* Stored entries *
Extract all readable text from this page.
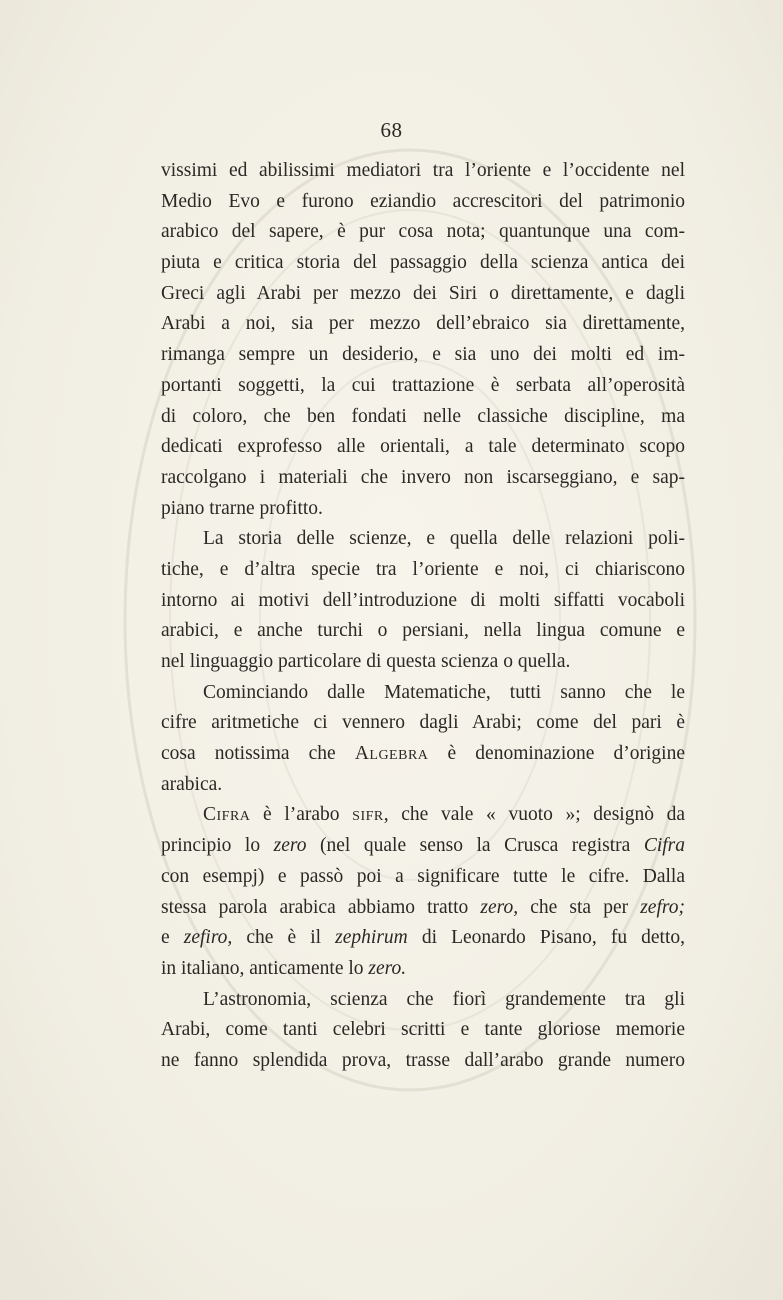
68
vissimi ed abilissimi mediatori tra l’oriente e l’occidente nel
Medio Evo e furono eziandio accrescitori del patrimonio
arabico del sapere, è pur cosa nota; quantunque una com-
piuta e critica storia del passaggio della scienza antica dei
Greci agli Arabi per mezzo dei Siri o direttamente, e dagli
Arabi a noi, sia per mezzo dell’ebraico sia direttamente,
rimanga sempre un desiderio, e sia uno dei molti ed im-
portanti soggetti, la cui trattazione è serbata all’operosità
di coloro, che ben fondati nelle classiche discipline, ma
dedicati exprofesso alle orientali, a tale determinato scopo
raccolgano i materiali che invero non iscarseggiano, e sap-
piano trarne profitto.
La storia delle scienze, e quella delle relazioni poli-
tiche, e d’altra specie tra l’oriente e noi, ci chiariscono
intorno ai motivi dell’introduzione di molti siffatti vocaboli
arabici, e anche turchi o persiani, nella lingua comune e
nel linguaggio particolare di questa scienza o quella.
Cominciando dalle Matematiche, tutti sanno che le
cifre aritmetiche ci vennero dagli Arabi; come del pari è
cosa notissima che Algebra è denominazione d’origine
arabica.
Cifra è l’arabo sifr, che vale « vuoto »; designò da
principio lo zero (nel quale senso la Crusca registra Cifra
con esempj) e passò poi a significare tutte le cifre. Dalla
stessa parola arabica abbiamo tratto zero, che sta per zefro;
e zefiro, che è il zephirum di Leonardo Pisano, fu detto,
in italiano, anticamente lo zero.
L’astronomia, scienza che fiorì grandemente tra gli
Arabi, come tanti celebri scritti e tante gloriose memorie
ne fanno splendida prova, trasse dall’arabo grande numero
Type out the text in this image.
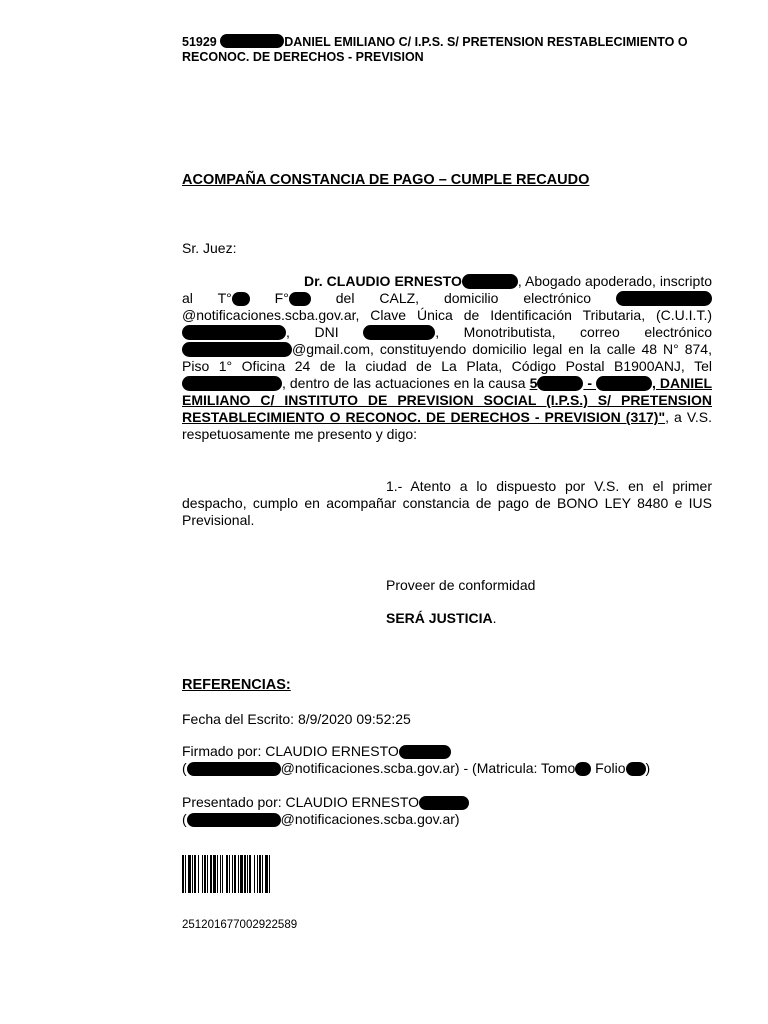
51929	DANIEL EMILIANO C/ I.P.S. S/ PRETENSION RESTABLECIMIENTO O RECONOC. DE DERECHOS - PREVISION
ACOMPAÑA CONSTANCIA DE PAGO – CUMPLE RECAUDO
Sr. Juez:
Dr. CLAUDIO ERNESTO	, Abogado apoderado, inscripto al T° F° del CALZ, domicilio electrónico @notificaciones.scba.gov.ar, Clave Única de Identificación Tributaria, (C.U.I.T.) , DNI	, Monotributista, correo electrónico @gmail.com, constituyendo domicilio legal en la calle 48 N° 874, Piso 1° Oficina 24 de la ciudad de La Plata, Código Postal B1900ANJ, Tel, dentro de las actuaciones en la causa 5	-	, DANIEL EMILIANO C/ INSTITUTO DE PREVISION SOCIAL (I.P.S.) S/ PRETENSION RESTABLECIMIENTO O RECONOC. DE DERECHOS - PREVISION (317)", a V.S. respetuosamente me presento y digo:
1.- Atento a lo dispuesto por V.S. en el primer despacho, cumplo en acompañar constancia de pago de BONO LEY 8480 e IUS Previsional.
Proveer de conformidad
SERÁ JUSTICIA.
REFERENCIAS:
Fecha del Escrito: 8/9/2020 09:52:25
Firmado por: CLAUDIO ERNESTO
(	@notificaciones.scba.gov.ar) - (Matricula: Tomo Folio )
Presentado por: CLAUDIO ERNESTO
(	@notificaciones.scba.gov.ar)
251201677002922589
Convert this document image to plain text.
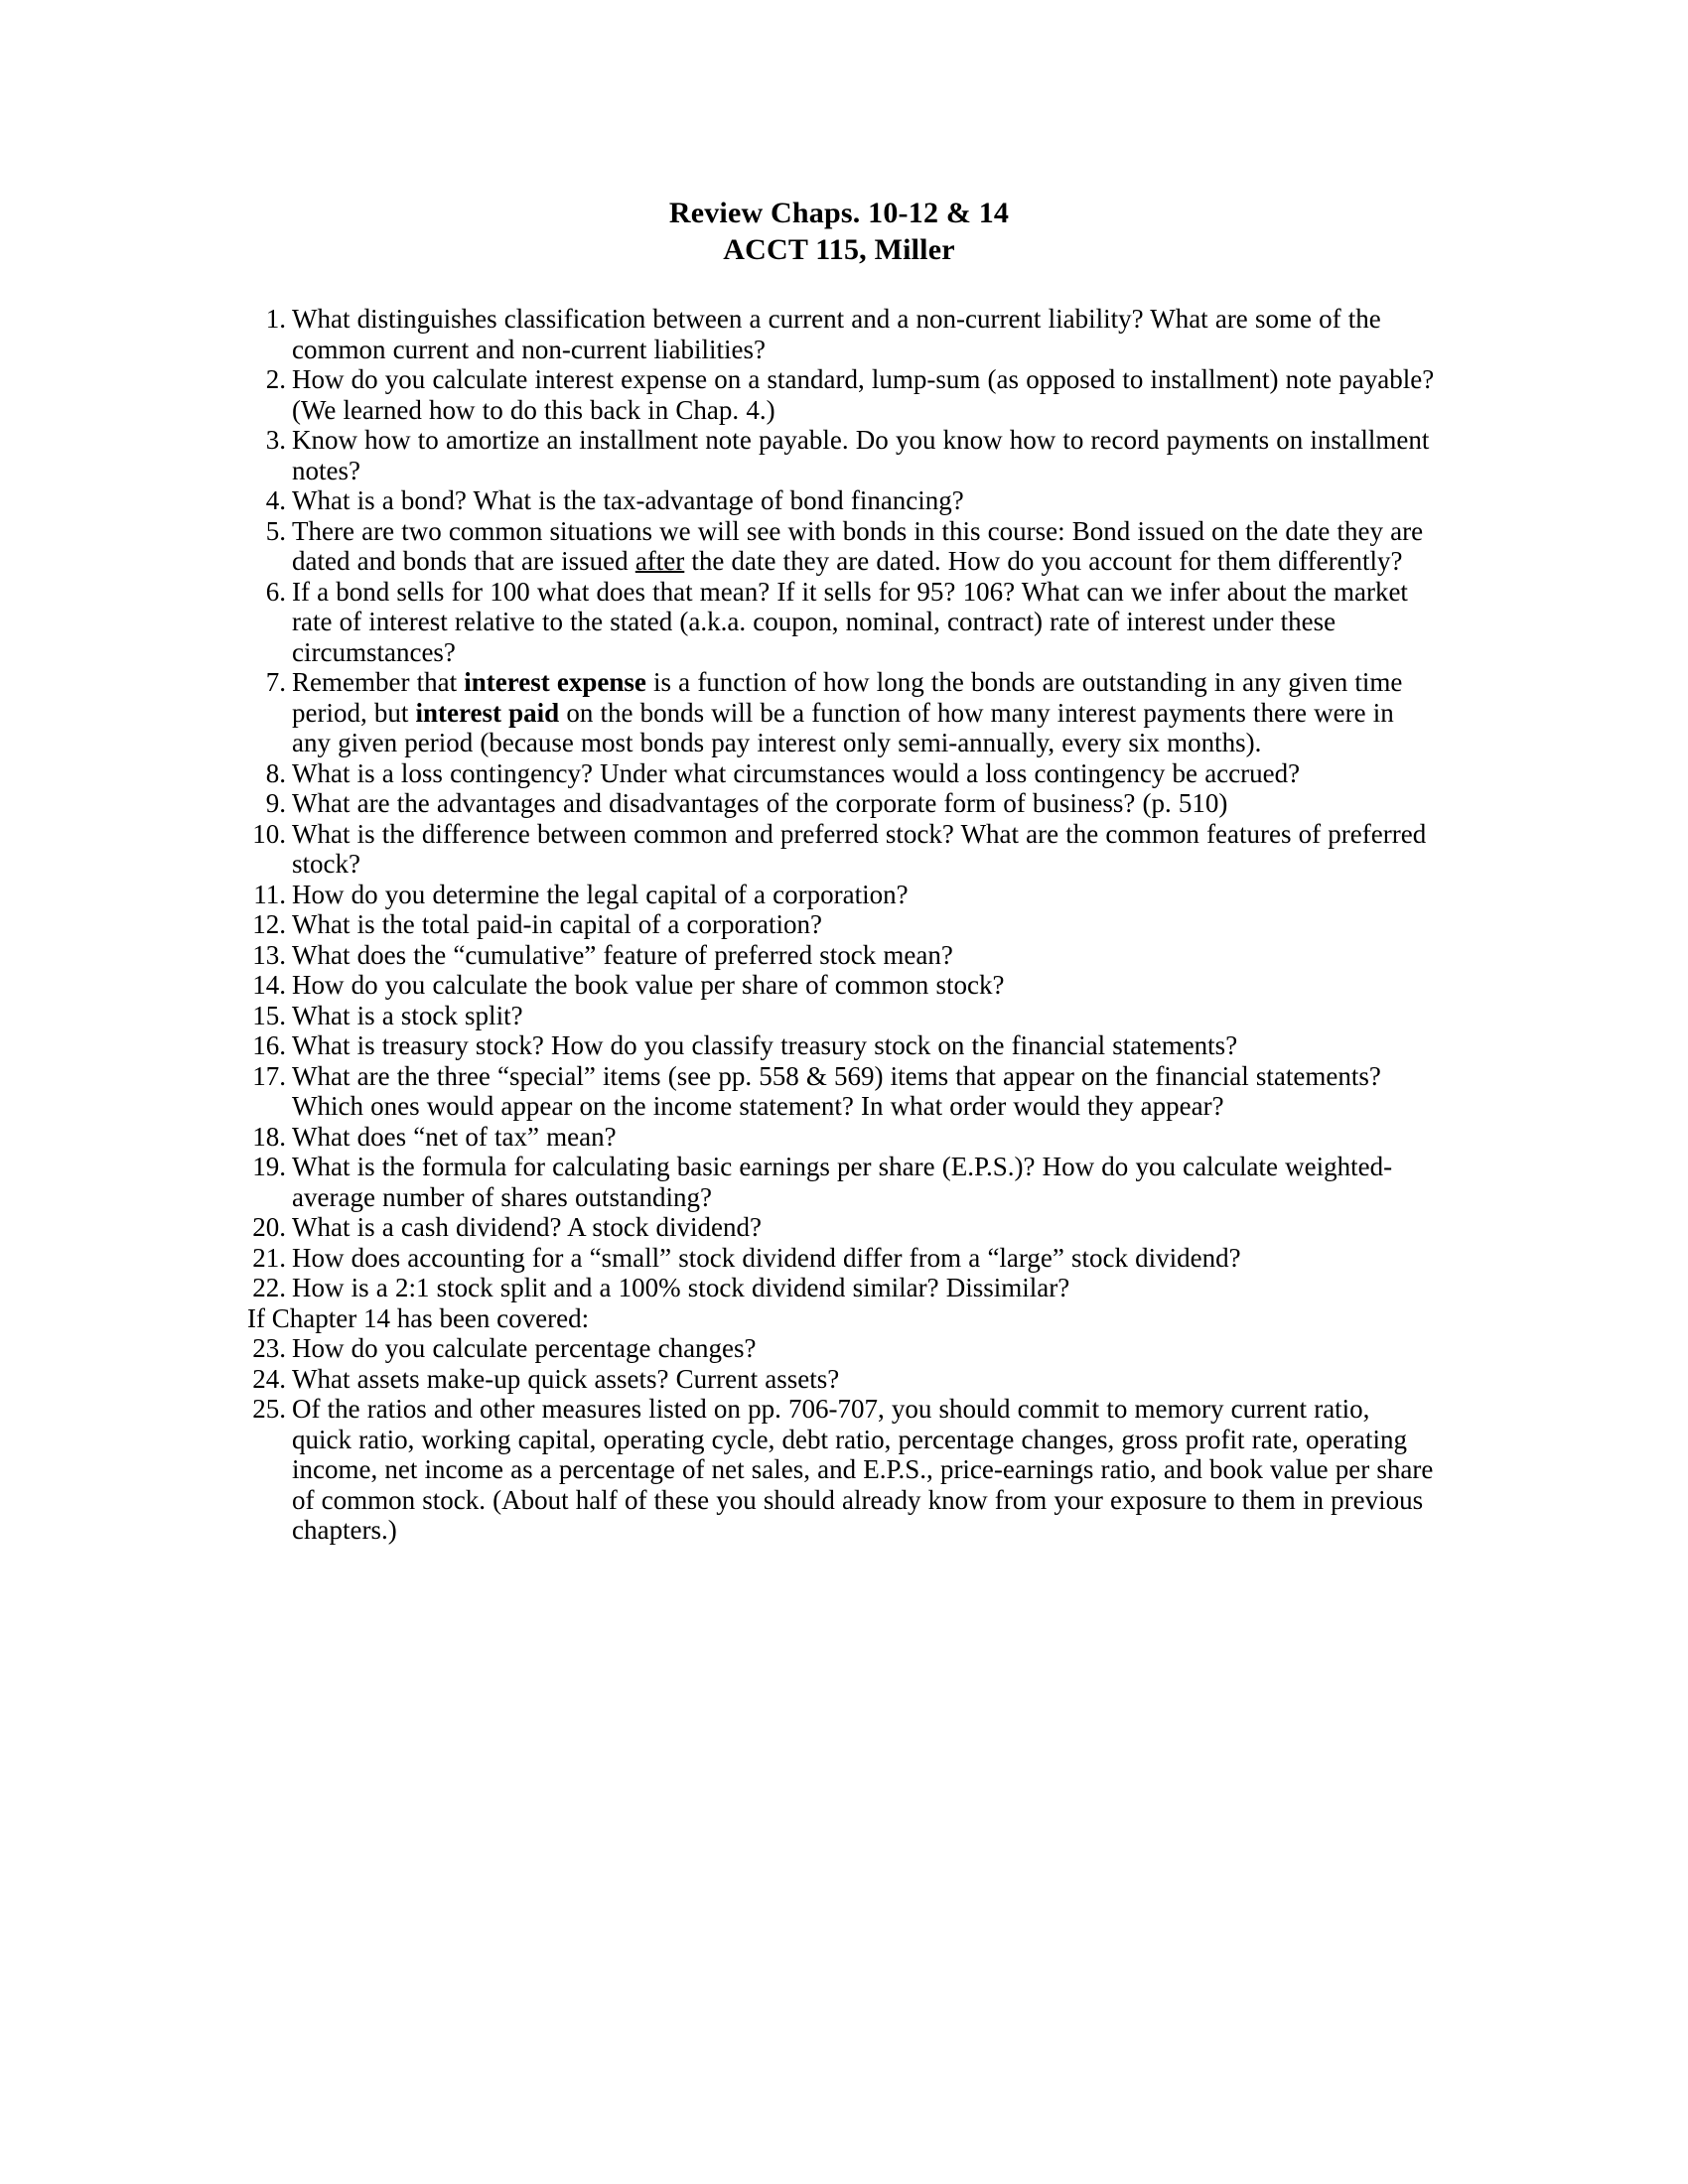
Review Chaps. 10-12 & 14
ACCT 115, Miller
1. What distinguishes classification between a current and a non-current liability? What are some of the common current and non-current liabilities?
2. How do you calculate interest expense on a standard, lump-sum (as opposed to installment) note payable? (We learned how to do this back in Chap. 4.)
3. Know how to amortize an installment note payable. Do you know how to record payments on installment notes?
4. What is a bond? What is the tax-advantage of bond financing?
5. There are two common situations we will see with bonds in this course: Bond issued on the date they are dated and bonds that are issued after the date they are dated. How do you account for them differently?
6. If a bond sells for 100 what does that mean? If it sells for 95? 106? What can we infer about the market rate of interest relative to the stated (a.k.a. coupon, nominal, contract) rate of interest under these circumstances?
7. Remember that interest expense is a function of how long the bonds are outstanding in any given time period, but interest paid on the bonds will be a function of how many interest payments there were in any given period (because most bonds pay interest only semi-annually, every six months).
8. What is a loss contingency? Under what circumstances would a loss contingency be accrued?
9. What are the advantages and disadvantages of the corporate form of business? (p. 510)
10. What is the difference between common and preferred stock? What are the common features of preferred stock?
11. How do you determine the legal capital of a corporation?
12. What is the total paid-in capital of a corporation?
13. What does the “cumulative” feature of preferred stock mean?
14. How do you calculate the book value per share of common stock?
15. What is a stock split?
16. What is treasury stock? How do you classify treasury stock on the financial statements?
17. What are the three “special” items (see pp. 558 & 569) items that appear on the financial statements? Which ones would appear on the income statement? In what order would they appear?
18. What does “net of tax” mean?
19. What is the formula for calculating basic earnings per share (E.P.S.)? How do you calculate weighted-average number of shares outstanding?
20. What is a cash dividend? A stock dividend?
21. How does accounting for a “small” stock dividend differ from a “large” stock dividend?
22. How is a 2:1 stock split and a 100% stock dividend similar? Dissimilar?
If Chapter 14 has been covered:
23. How do you calculate percentage changes?
24. What assets make-up quick assets? Current assets?
25. Of the ratios and other measures listed on pp. 706-707, you should commit to memory current ratio, quick ratio, working capital, operating cycle, debt ratio, percentage changes, gross profit rate, operating income, net income as a percentage of net sales, and E.P.S., price-earnings ratio, and book value per share of common stock. (About half of these you should already know from your exposure to them in previous chapters.)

* WRITTEN PROBLEM *
Select and copy every line of the listing with the word "cifre".

* THE RESULT *
cifre aritmetiche ci vennero dagli Arabi; come del pari è
con esempj) e passò poi a significare tutte le cifre. Dalla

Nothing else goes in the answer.